Extracted records:
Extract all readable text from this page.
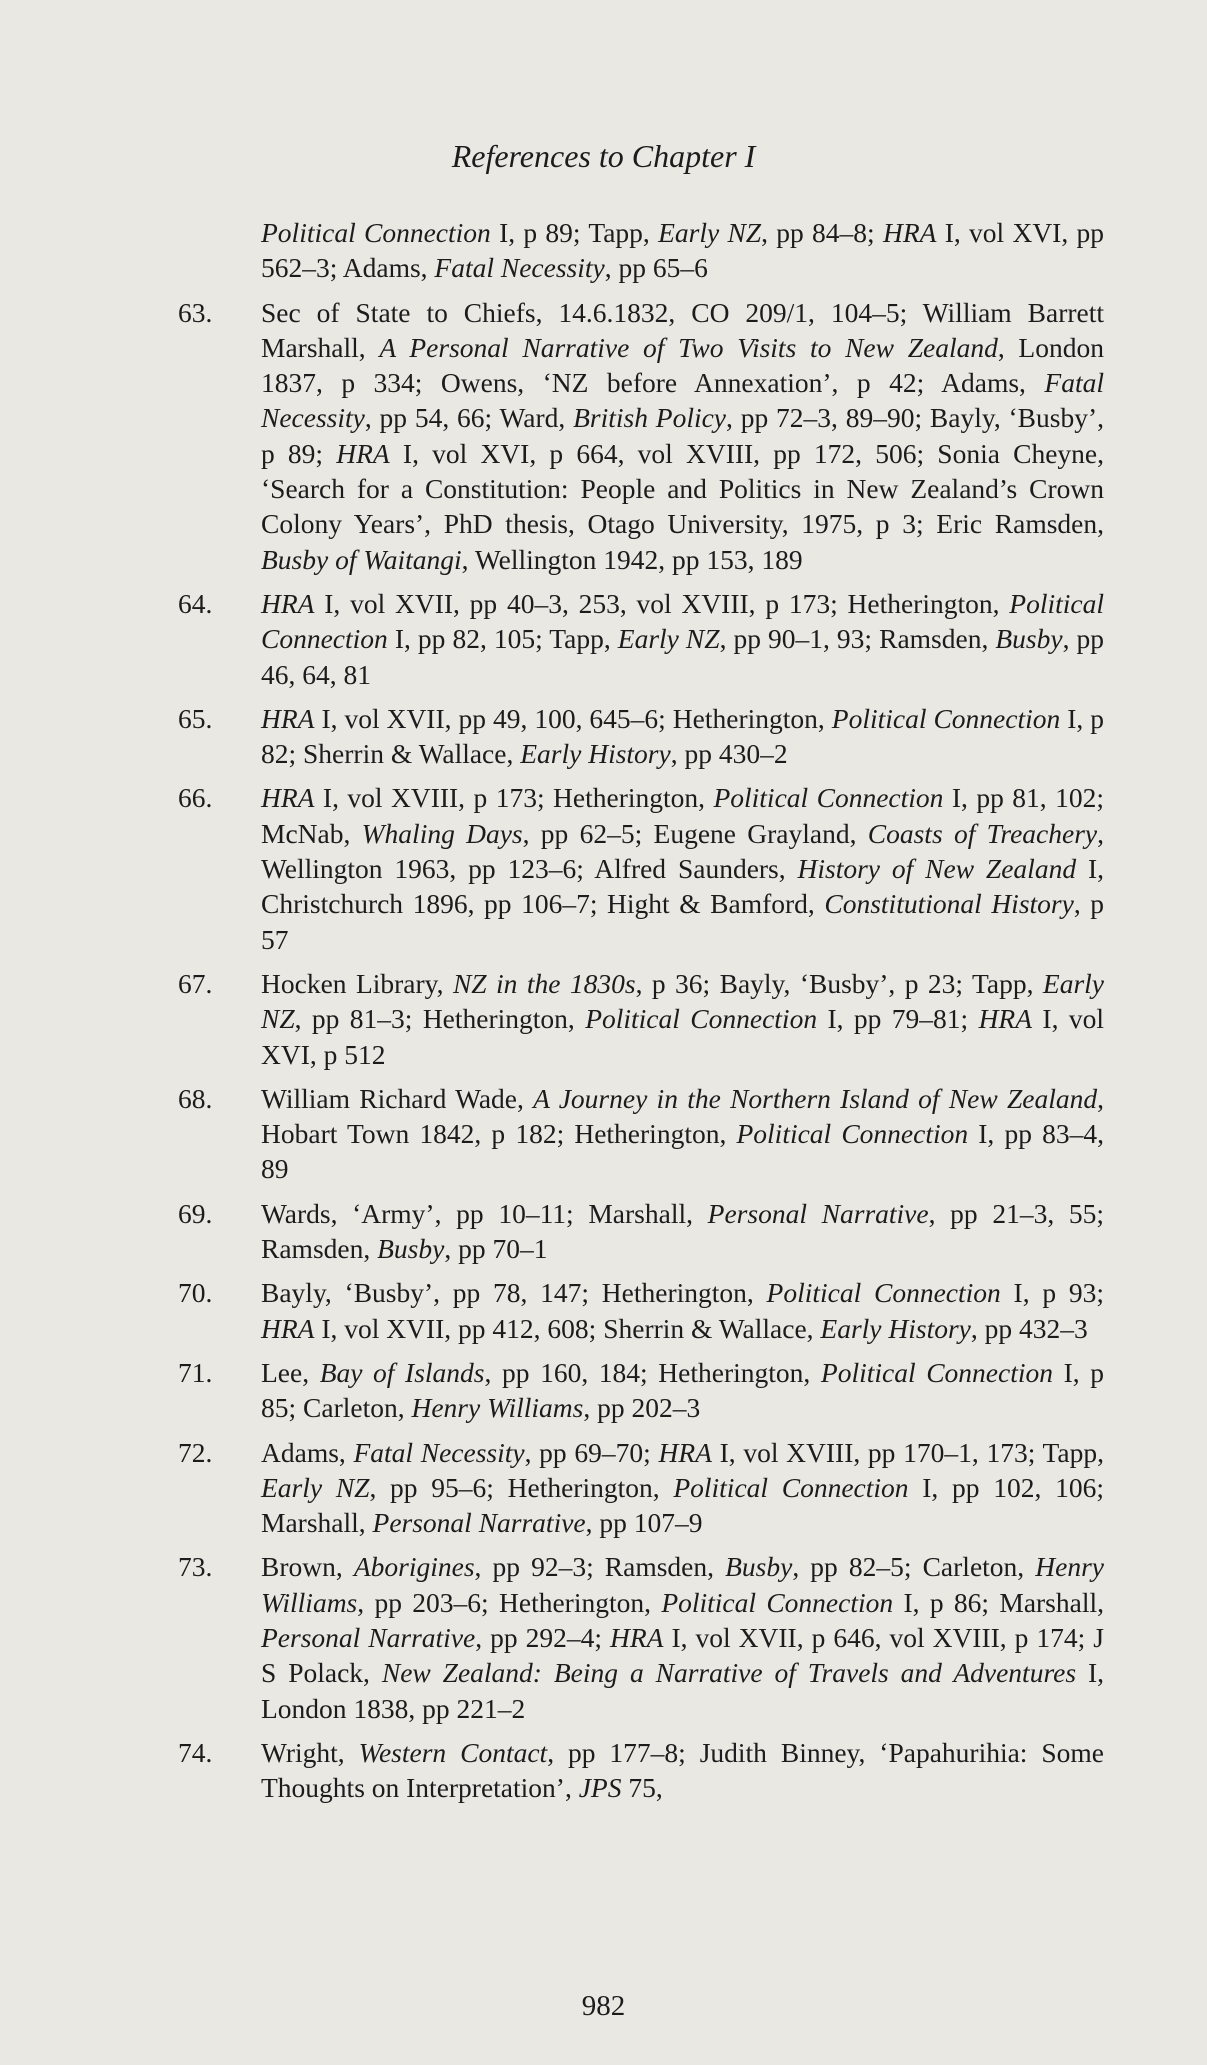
References to Chapter I
Political Connection I, p 89; Tapp, Early NZ, pp 84–8; HRA I, vol XVI, pp 562–3; Adams, Fatal Necessity, pp 65–6
63.	Sec of State to Chiefs, 14.6.1832, CO 209/1, 104–5; William Barrett Marshall, A Personal Narrative of Two Visits to New Zealand, London 1837, p 334; Owens, ‘NZ before Annexation’, p 42; Adams, Fatal Necessity, pp 54, 66; Ward, British Policy, pp 72–3, 89–90; Bayly, ‘Busby’, p 89; HRA I, vol XVI, p 664, vol XVIII, pp 172, 506; Sonia Cheyne, ‘Search for a Constitution: People and Politics in New Zealand’s Crown Colony Years’, PhD thesis, Otago University, 1975, p 3; Eric Ramsden, Busby of Waitangi, Wellington 1942, pp 153, 189
64.	HRA I, vol XVII, pp 40–3, 253, vol XVIII, p 173; Hetherington, Political Connection I, pp 82, 105; Tapp, Early NZ, pp 90–1, 93; Ramsden, Busby, pp 46, 64, 81
65.	HRA I, vol XVII, pp 49, 100, 645–6; Hetherington, Political Connection I, p 82; Sherrin & Wallace, Early History, pp 430–2
66.	HRA I, vol XVIII, p 173; Hetherington, Political Connection I, pp 81, 102; McNab, Whaling Days, pp 62–5; Eugene Grayland, Coasts of Treachery, Wellington 1963, pp 123–6; Alfred Saunders, History of New Zealand I, Christchurch 1896, pp 106–7; Hight & Bamford, Constitutional History, p 57
67.	Hocken Library, NZ in the 1830s, p 36; Bayly, ‘Busby’, p 23; Tapp, Early NZ, pp 81–3; Hetherington, Political Connection I, pp 79–81; HRA I, vol XVI, p 512
68.	William Richard Wade, A Journey in the Northern Island of New Zealand, Hobart Town 1842, p 182; Hetherington, Political Connection I, pp 83–4, 89
69.	Wards, ‘Army’, pp 10–11; Marshall, Personal Narrative, pp 21–3, 55; Ramsden, Busby, pp 70–1
70.	Bayly, ‘Busby’, pp 78, 147; Hetherington, Political Connection I, p 93; HRA I, vol XVII, pp 412, 608; Sherrin & Wallace, Early History, pp 432–3
71.	Lee, Bay of Islands, pp 160, 184; Hetherington, Political Connection I, p 85; Carleton, Henry Williams, pp 202–3
72.	Adams, Fatal Necessity, pp 69–70; HRA I, vol XVIII, pp 170–1, 173; Tapp, Early NZ, pp 95–6; Hetherington, Political Connection I, pp 102, 106; Marshall, Personal Narrative, pp 107–9
73.	Brown, Aborigines, pp 92–3; Ramsden, Busby, pp 82–5; Carleton, Henry Williams, pp 203–6; Hetherington, Political Connection I, p 86; Marshall, Personal Narrative, pp 292–4; HRA I, vol XVII, p 646, vol XVIII, p 174; J S Polack, New Zealand: Being a Narrative of Travels and Adventures I, London 1838, pp 221–2
74.	Wright, Western Contact, pp 177–8; Judith Binney, ‘Papahurihia: Some Thoughts on Interpretation’, JPS 75,
982
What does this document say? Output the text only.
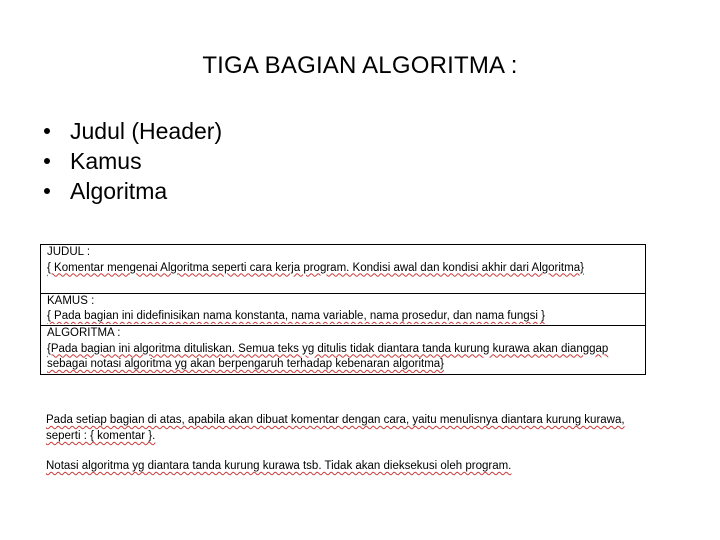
TIGA BAGIAN ALGORITMA :
Judul (Header)
Kamus
Algoritma
JUDUL :
{ Komentar mengenai Algoritma seperti cara kerja program. Kondisi awal dan kondisi akhir dari Algoritma}
KAMUS :
{ Pada bagian ini didefinisikan nama konstanta, nama variable, nama prosedur, dan nama fungsi }
ALGORITMA :
{Pada bagian ini algoritma dituliskan. Semua teks yg ditulis tidak diantara tanda kurung kurawa akan dianggap sebagai notasi algoritma yg akan berpengaruh terhadap kebenaran algoritma}

Pada setiap bagian di atas, apabila akan dibuat komentar dengan cara, yaitu menulisnya diantara kurung kurawa, seperti : { komentar }.

Notasi algoritma yg diantara tanda kurung kurawa tsb. Tidak akan dieksekusi oleh program.
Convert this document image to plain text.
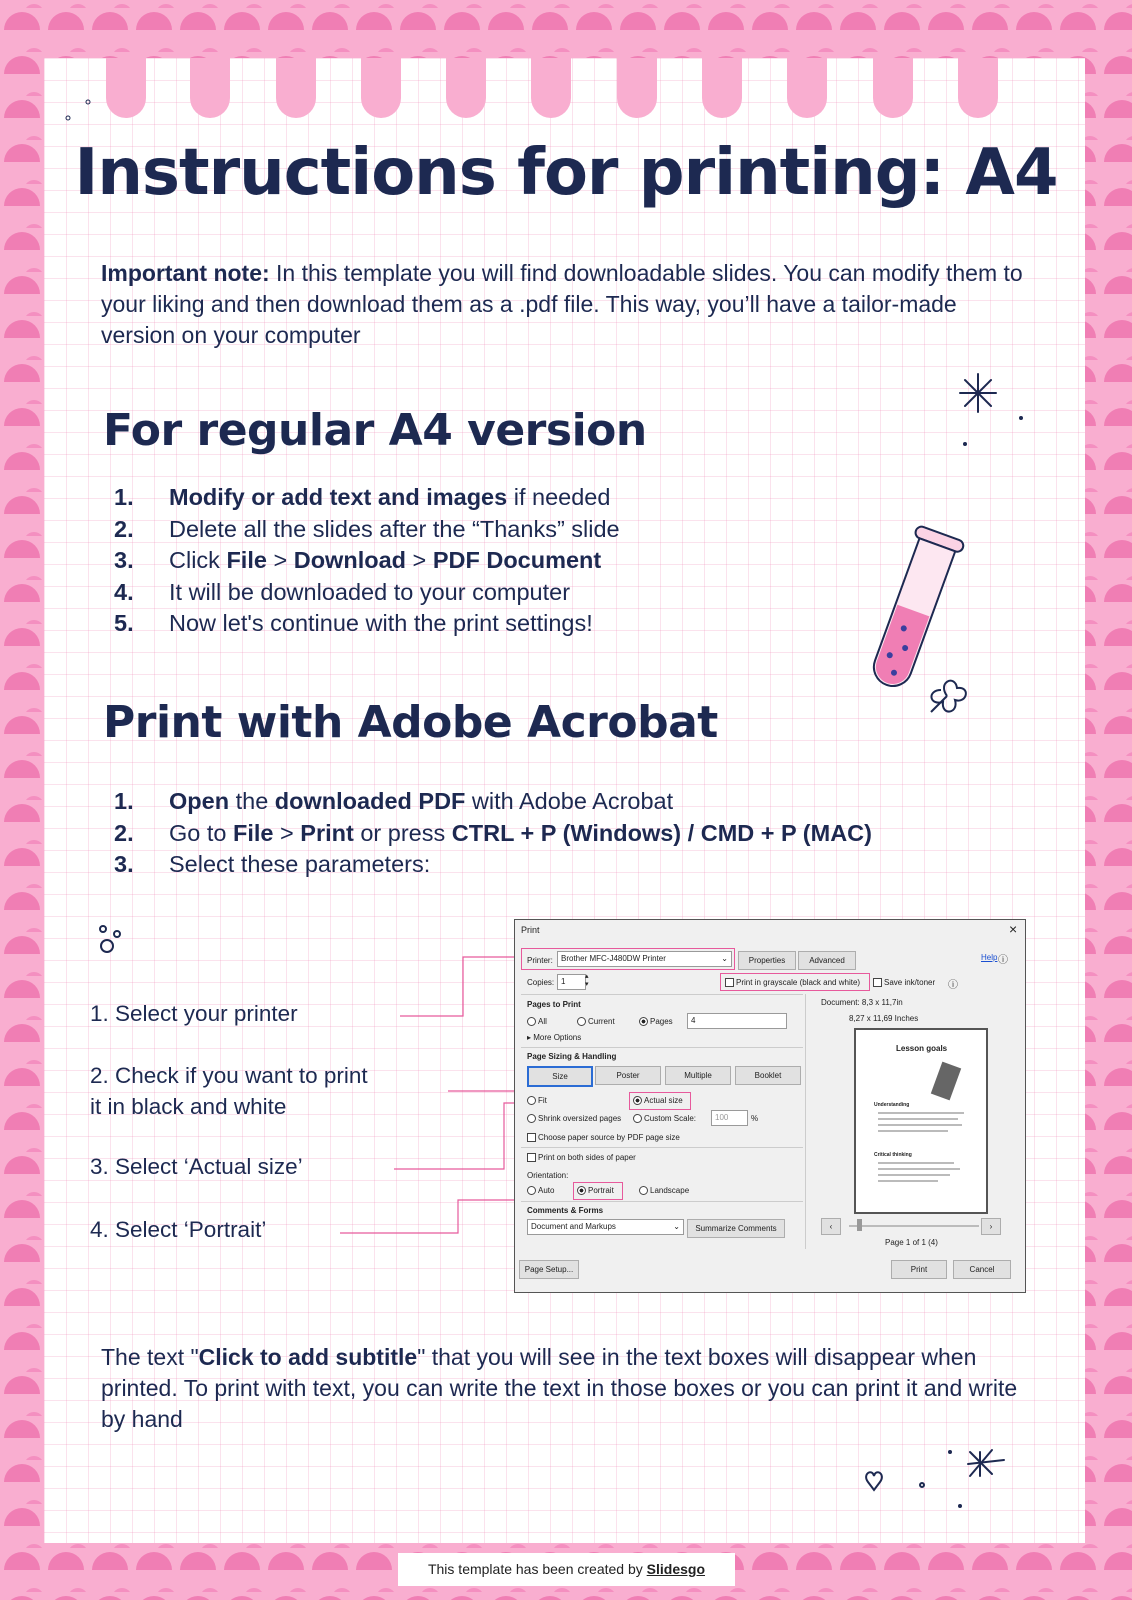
Instructions for printing: A4
Important note: In this template you will find downloadable slides. You can modify them to your liking and then download them as a .pdf file. This way, you’ll have a tailor-made version on your computer
For regular A4 version
1.	Modify or add text and images if needed
2.	Delete all the slides after the “Thanks” slide
3.	Click File > Download > PDF Document
4.	It will be downloaded to your computer
5.	Now let's continue with the print settings!
Print with Adobe Acrobat
1.	Open the downloaded PDF with Adobe Acrobat
2.	Go to File > Print or press CTRL + P (Windows) / CMD + P (MAC)
3.	Select these parameters:
1. Select your printer
2. Check if you want to print
it in black and white
3. Select ‘Actual size’
4. Select ‘Portrait’
Print	×
Printer:	Brother MFC-J480DW Printer	⌄	Properties	Advanced	Help ⓘ
Copies: 1
▴
▾	Print in grayscale (black and white)	Save ink/toner ⓘ
Pages to Print
All	Current	Pages	4
▸ More Options
Page Sizing & Handling
Size	Poster	Multiple	Booklet
Fit	Actual size
Shrink oversized pages	Custom Scale:	100	%
Choose paper source by PDF page size
Print on both sides of paper
Orientation:
Auto	Portrait	Landscape
Comments & Forms
Document and Markups	⌄	Summarize Comments
Document: 8,3 x 11,7in
8,27 x 11,69 Inches
Lesson goals
Understanding
Critical thinking
‹	›
Page 1 of 1 (4)
Page Setup...	Print	Cancel
The text "Click to add subtitle" that you will see in the text boxes will disappear when printed. To print with text, you can write the text in those boxes or you can print it and write by hand
This template has been created by Slidesgo
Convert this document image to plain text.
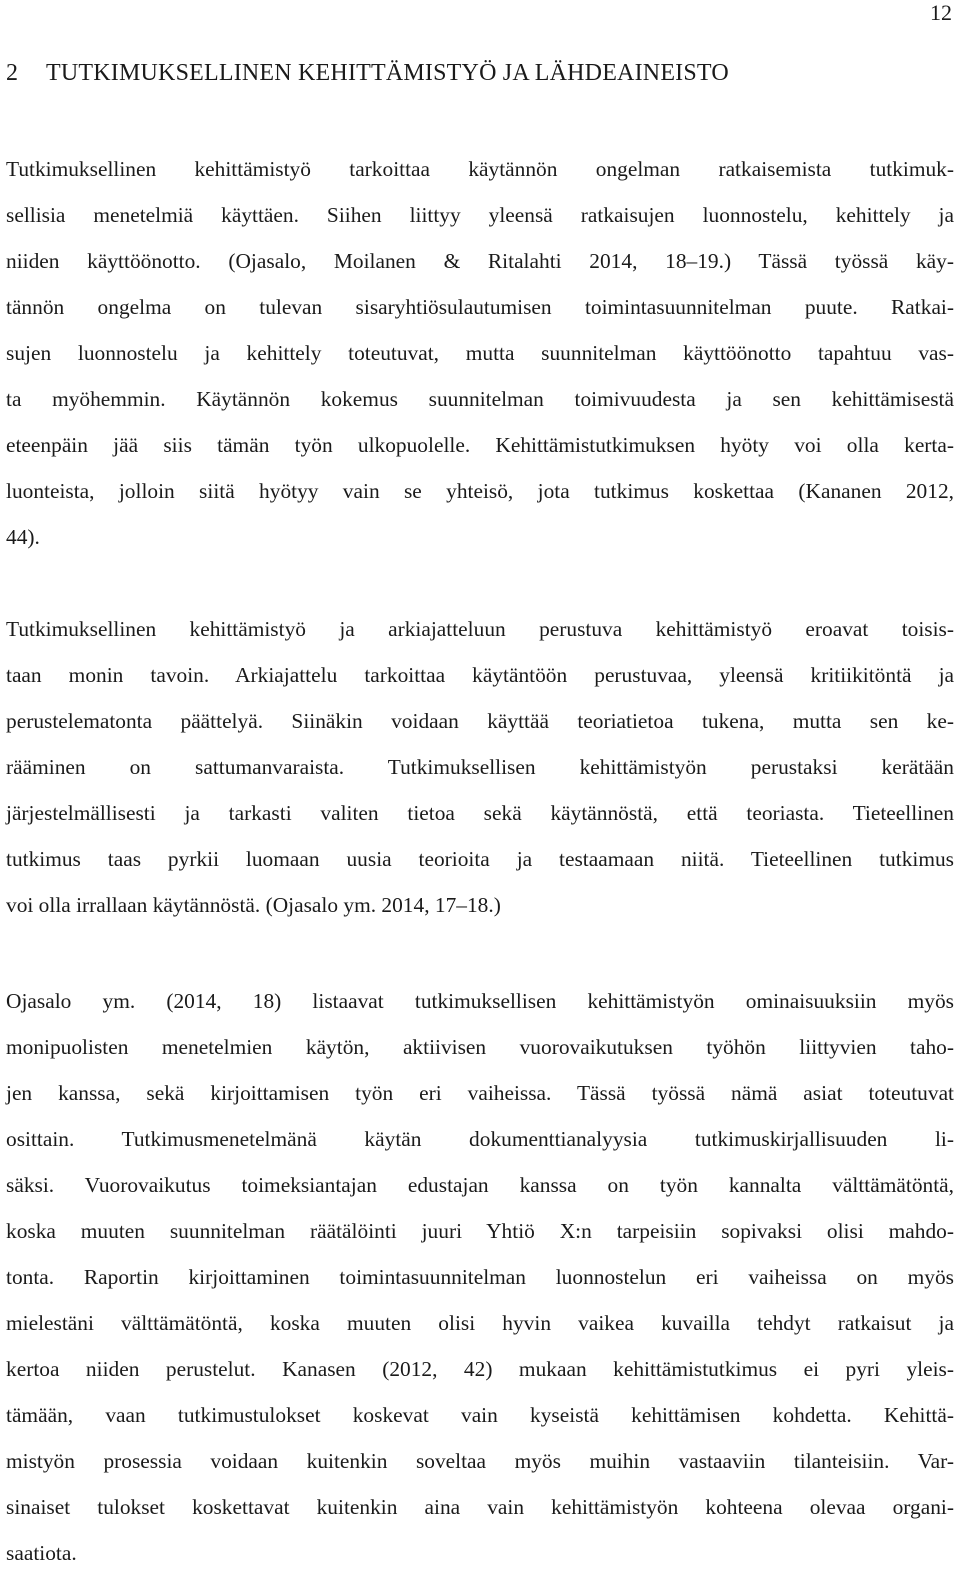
12
2 TUTKIMUKSELLINEN KEHITTÄMISTYÖ JA LÄHDEAINEISTO
Tutkimuksellinen kehittämistyö tarkoittaa käytännön ongelman ratkaisemista tutkimuk-
sellisia menetelmiä käyttäen. Siihen liittyy yleensä ratkaisujen luonnostelu, kehittely ja
niiden käyttöönotto. (Ojasalo, Moilanen & Ritalahti 2014, 18–19.) Tässä työssä käy-
tännön ongelma on tulevan sisaryhtiösulautumisen toimintasuunnitelman puute. Ratkai-
sujen luonnostelu ja kehittely toteutuvat, mutta suunnitelman käyttöönotto tapahtuu vas-
ta myöhemmin. Käytännön kokemus suunnitelman toimivuudesta ja sen kehittämisestä
eteenpäin jää siis tämän työn ulkopuolelle. Kehittämistutkimuksen hyöty voi olla kerta-
luonteista, jolloin siitä hyötyy vain se yhteisö, jota tutkimus koskettaa (Kananen 2012,
44).
Tutkimuksellinen kehittämistyö ja arkiajatteluun perustuva kehittämistyö eroavat toisis-
taan monin tavoin. Arkiajattelu tarkoittaa käytäntöön perustuvaa, yleensä kritiikitöntä ja
perustelematonta päättelyä. Siinäkin voidaan käyttää teoriatietoa tukena, mutta sen ke-
rääminen on sattumanvaraista. Tutkimuksellisen kehittämistyön perustaksi kerätään
järjestelmällisesti ja tarkasti valiten tietoa sekä käytännöstä, että teoriasta. Tieteellinen
tutkimus taas pyrkii luomaan uusia teorioita ja testaamaan niitä. Tieteellinen tutkimus
voi olla irrallaan käytännöstä. (Ojasalo ym. 2014, 17–18.)
Ojasalo ym. (2014, 18) listaavat tutkimuksellisen kehittämistyön ominaisuuksiin myös
monipuolisten menetelmien käytön, aktiivisen vuorovaikutuksen työhön liittyvien taho-
jen kanssa, sekä kirjoittamisen työn eri vaiheissa. Tässä työssä nämä asiat toteutuvat
osittain. Tutkimusmenetelmänä käytän dokumenttianalyysia tutkimuskirjallisuuden li-
säksi. Vuorovaikutus toimeksiantajan edustajan kanssa on työn kannalta välttämätöntä,
koska muuten suunnitelman räätälöinti juuri Yhtiö X:n tarpeisiin sopivaksi olisi mahdo-
tonta. Raportin kirjoittaminen toimintasuunnitelman luonnostelun eri vaiheissa on myös
mielestäni välttämätöntä, koska muuten olisi hyvin vaikea kuvailla tehdyt ratkaisut ja
kertoa niiden perustelut. Kanasen (2012, 42) mukaan kehittämistutkimus ei pyri yleis-
tämään, vaan tutkimustulokset koskevat vain kyseistä kehittämisen kohdetta. Kehittä-
mistyön prosessia voidaan kuitenkin soveltaa myös muihin vastaaviin tilanteisiin. Var-
sinaiset tulokset koskettavat kuitenkin aina vain kehittämistyön kohteena olevaa organi-
saatiota.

* **REQUIREMENT**
Where a line above contains the string "käyttöönotto", copy that line.

* **ANSWER TO THE EXERCISE**
niiden käyttöönotto. (Ojasalo, Moilanen & Ritalahti 2014, 18–19.) Tässä työssä käy-
sujen luonnostelu ja kehittely toteutuvat, mutta suunnitelman käyttöönotto tapahtuu vas-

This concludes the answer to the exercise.